■ What the exercise asks ■
Extract the final stretch of the data: the line that contains "Parse this chart: output" and every line after it, unaltered, and no other lines.

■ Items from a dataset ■

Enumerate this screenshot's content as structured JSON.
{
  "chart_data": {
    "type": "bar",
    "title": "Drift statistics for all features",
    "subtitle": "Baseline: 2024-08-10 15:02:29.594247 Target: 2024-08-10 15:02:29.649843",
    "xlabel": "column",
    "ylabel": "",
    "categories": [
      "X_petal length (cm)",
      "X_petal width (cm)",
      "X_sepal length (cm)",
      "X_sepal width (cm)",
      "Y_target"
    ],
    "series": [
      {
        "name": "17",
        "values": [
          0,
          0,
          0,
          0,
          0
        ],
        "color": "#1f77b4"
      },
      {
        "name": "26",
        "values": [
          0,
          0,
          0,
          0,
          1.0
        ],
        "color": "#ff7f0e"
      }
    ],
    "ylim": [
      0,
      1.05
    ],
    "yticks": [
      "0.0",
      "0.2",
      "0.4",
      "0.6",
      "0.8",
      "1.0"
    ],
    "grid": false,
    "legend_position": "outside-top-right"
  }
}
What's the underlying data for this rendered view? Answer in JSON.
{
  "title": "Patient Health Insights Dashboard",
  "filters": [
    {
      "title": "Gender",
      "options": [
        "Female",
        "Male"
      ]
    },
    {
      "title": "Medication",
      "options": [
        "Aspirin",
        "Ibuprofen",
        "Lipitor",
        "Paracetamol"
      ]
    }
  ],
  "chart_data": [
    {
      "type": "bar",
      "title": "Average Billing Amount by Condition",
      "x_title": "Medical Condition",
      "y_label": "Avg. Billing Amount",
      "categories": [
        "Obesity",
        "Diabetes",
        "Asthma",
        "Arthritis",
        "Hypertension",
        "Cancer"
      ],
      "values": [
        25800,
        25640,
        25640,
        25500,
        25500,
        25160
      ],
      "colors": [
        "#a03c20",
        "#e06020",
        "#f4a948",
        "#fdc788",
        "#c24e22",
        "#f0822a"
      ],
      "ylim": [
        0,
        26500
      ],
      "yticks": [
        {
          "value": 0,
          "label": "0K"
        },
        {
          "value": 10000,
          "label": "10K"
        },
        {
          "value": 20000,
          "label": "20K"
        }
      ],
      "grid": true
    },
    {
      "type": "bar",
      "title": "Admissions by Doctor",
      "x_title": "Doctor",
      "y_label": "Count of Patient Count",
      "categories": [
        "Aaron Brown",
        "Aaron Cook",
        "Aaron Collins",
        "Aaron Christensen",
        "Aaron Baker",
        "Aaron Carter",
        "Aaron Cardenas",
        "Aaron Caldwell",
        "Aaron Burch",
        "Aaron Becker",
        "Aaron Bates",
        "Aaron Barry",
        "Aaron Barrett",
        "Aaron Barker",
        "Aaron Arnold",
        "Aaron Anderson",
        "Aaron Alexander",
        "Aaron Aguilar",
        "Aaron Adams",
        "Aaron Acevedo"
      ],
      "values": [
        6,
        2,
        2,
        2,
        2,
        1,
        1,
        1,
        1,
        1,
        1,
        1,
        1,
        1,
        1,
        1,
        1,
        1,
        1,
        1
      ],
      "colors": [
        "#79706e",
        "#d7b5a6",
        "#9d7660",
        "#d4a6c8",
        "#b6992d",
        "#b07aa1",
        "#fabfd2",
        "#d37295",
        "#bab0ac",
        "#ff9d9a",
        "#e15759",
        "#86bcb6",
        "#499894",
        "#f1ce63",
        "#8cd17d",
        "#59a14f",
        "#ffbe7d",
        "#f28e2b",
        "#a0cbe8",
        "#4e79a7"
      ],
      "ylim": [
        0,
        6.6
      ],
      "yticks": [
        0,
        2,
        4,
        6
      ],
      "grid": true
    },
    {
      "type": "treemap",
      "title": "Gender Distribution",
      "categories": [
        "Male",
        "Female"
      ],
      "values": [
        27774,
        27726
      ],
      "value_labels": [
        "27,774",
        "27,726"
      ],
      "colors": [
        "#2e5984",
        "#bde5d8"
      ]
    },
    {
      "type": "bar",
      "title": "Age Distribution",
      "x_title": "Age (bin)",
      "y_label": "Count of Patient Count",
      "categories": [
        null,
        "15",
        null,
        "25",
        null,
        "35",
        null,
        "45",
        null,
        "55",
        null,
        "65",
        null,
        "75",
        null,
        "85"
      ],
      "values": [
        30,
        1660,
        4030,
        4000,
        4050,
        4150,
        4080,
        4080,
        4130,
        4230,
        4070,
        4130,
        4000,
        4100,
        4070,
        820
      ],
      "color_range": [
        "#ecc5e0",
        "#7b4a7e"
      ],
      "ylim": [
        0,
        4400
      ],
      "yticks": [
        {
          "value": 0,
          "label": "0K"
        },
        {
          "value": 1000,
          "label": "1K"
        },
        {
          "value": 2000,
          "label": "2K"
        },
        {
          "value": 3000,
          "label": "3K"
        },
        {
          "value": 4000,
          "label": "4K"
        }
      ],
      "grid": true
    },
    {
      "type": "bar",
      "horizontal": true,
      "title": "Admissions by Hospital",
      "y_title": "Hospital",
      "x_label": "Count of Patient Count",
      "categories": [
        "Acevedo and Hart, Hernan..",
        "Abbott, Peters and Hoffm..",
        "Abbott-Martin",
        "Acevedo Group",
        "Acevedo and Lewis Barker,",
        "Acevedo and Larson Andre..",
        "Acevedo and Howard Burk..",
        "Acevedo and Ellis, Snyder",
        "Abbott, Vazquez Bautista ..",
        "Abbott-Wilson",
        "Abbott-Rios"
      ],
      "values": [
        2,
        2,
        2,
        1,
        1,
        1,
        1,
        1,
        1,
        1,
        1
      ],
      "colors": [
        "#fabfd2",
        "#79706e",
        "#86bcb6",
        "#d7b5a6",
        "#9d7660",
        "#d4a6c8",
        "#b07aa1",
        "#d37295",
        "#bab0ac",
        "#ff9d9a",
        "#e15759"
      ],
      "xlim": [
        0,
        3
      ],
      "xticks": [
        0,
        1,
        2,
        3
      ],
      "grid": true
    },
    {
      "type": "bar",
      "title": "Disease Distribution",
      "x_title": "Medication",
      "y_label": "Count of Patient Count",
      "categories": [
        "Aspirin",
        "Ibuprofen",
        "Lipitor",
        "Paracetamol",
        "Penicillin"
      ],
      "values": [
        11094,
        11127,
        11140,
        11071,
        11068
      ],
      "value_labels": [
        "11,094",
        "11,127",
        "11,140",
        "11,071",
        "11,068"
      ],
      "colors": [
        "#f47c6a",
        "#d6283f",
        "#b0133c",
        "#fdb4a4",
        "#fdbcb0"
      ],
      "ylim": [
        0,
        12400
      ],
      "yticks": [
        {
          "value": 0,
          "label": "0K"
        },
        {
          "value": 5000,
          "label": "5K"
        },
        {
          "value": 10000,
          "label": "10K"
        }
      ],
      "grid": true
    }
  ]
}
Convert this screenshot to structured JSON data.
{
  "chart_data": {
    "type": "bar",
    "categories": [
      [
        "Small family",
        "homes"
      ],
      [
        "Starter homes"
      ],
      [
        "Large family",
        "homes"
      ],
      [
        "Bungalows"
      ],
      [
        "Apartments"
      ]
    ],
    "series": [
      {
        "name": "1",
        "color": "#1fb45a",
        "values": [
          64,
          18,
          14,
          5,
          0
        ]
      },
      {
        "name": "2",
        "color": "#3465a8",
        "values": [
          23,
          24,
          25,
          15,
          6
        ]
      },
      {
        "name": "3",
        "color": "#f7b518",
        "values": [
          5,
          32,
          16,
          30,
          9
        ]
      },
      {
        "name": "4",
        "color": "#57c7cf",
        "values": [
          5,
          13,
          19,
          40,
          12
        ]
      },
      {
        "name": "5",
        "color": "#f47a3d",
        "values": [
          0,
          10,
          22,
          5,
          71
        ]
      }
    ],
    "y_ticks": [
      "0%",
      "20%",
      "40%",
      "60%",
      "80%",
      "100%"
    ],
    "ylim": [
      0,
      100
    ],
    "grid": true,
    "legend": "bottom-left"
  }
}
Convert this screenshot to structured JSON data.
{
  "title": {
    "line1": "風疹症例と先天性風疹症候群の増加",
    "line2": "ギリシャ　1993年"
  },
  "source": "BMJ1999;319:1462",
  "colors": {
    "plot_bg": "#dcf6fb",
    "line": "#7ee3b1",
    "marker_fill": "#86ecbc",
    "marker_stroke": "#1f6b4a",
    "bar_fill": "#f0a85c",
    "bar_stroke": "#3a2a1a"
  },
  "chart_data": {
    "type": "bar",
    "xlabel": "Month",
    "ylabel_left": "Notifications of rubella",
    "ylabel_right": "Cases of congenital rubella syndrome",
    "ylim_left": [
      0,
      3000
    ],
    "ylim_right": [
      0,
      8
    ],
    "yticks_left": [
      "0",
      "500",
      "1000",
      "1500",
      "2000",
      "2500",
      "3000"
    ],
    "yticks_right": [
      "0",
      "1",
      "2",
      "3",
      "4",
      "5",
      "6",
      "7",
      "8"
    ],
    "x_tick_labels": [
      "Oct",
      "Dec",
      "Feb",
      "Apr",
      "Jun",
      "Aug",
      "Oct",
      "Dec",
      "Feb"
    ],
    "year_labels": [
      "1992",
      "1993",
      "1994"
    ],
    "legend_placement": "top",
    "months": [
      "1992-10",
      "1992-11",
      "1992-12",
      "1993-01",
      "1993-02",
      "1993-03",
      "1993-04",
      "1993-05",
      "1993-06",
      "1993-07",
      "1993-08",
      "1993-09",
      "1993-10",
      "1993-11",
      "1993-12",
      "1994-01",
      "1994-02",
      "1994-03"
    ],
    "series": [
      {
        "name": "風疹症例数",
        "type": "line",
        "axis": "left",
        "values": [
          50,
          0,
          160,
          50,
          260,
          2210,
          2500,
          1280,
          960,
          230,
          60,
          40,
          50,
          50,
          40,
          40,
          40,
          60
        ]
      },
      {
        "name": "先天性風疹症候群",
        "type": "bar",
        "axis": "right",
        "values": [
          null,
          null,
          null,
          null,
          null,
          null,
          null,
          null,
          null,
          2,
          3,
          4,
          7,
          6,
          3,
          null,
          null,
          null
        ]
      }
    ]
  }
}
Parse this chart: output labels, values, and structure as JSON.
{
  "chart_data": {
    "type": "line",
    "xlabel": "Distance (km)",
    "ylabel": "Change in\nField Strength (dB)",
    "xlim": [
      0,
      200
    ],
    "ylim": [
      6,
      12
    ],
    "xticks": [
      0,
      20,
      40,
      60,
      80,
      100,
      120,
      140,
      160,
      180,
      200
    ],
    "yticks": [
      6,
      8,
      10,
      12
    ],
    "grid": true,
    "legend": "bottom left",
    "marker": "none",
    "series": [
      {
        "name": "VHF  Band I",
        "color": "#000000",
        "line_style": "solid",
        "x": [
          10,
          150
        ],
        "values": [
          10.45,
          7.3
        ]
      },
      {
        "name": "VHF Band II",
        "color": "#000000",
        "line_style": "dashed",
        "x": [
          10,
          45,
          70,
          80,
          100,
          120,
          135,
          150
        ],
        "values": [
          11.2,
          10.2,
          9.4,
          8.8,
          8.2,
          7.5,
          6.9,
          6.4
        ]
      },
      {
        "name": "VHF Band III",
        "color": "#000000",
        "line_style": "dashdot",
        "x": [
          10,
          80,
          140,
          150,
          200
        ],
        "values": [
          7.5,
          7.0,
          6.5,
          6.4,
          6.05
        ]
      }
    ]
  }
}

■ Answer for this exercise ■
Parse this chart: output labels, values, and structure as JSON.
{
  "chart_data": {
    "type": "line",
    "xlabel": "Distance (km)",
    "ylabel": "Change in\nField Strength (dB)",
    "xlim": [
      0,
      200
    ],
    "ylim": [
      6,
      12
    ],
    "xticks": [
      0,
      20,
      40,
      60,
      80,
      100,
      120,
      140,
      160,
      180,
      200
    ],
    "yticks": [
      6,
      8,
      10,
      12
    ],
    "grid": true,
    "legend": "bottom left",
    "marker": "none",
    "series": [
      {
        "name": "VHF  Band I",
        "color": "#000000",
        "line_style": "solid",
        "x": [
          10,
          150
        ],
        "values": [
          10.45,
          7.3
        ]
      },
      {
        "name": "VHF Band II",
        "color": "#000000",
        "line_style": "dashed",
        "x": [
          10,
          45,
          70,
          80,
          100,
          120,
          135,
          150
        ],
        "values": [
          11.2,
          10.2,
          9.4,
          8.8,
          8.2,
          7.5,
          6.9,
          6.4
        ]
      },
      {
        "name": "VHF Band III",
        "color": "#000000",
        "line_style": "dashdot",
        "x": [
          10,
          80,
          140,
          150,
          200
        ],
        "values": [
          7.5,
          7.0,
          6.5,
          6.4,
          6.05
        ]
      }
    ]
  }
}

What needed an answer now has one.